▸ **Requirements**
In the records below, work out how many lines hold the word "Under". Report the number alone.

[START Stored data]

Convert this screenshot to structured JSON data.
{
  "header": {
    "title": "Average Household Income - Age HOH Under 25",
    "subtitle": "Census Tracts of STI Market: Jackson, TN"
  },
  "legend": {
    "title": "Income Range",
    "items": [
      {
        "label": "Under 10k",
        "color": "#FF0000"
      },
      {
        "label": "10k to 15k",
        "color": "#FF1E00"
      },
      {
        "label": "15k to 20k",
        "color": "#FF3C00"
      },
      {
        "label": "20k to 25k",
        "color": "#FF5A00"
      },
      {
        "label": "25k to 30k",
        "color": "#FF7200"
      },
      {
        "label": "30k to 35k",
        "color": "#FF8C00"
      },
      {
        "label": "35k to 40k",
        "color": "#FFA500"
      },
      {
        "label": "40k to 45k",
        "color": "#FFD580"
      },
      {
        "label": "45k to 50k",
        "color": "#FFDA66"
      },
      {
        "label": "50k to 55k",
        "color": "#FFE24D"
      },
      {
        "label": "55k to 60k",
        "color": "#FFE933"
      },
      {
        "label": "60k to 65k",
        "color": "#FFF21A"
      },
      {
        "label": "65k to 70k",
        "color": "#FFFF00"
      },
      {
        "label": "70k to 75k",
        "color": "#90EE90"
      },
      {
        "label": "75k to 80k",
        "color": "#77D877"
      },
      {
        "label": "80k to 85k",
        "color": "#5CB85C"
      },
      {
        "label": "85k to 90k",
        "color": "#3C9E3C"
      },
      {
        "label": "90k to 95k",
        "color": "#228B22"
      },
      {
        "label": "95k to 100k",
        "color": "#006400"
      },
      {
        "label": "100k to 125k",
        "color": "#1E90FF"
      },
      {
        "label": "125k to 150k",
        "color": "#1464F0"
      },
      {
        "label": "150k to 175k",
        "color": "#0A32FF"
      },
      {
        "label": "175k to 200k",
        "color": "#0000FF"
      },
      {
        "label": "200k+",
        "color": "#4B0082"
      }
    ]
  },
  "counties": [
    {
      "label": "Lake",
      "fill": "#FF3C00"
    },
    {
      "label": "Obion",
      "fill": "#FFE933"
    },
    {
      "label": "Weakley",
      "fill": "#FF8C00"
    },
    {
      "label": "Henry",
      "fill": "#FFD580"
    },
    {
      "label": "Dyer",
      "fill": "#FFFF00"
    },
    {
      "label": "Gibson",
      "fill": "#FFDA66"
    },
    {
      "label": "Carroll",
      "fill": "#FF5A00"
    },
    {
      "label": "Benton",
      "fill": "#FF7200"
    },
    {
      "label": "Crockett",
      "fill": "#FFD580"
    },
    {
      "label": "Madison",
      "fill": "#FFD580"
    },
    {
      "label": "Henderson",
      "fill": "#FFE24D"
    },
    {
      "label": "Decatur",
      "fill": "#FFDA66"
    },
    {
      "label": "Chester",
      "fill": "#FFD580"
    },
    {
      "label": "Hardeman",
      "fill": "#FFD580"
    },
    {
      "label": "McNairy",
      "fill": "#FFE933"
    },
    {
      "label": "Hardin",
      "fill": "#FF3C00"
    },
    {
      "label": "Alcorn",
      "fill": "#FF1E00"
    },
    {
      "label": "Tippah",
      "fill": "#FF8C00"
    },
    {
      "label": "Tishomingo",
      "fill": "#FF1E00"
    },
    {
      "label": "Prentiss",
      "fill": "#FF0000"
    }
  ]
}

[END Stored data]

▸ **Output for this exercise**
2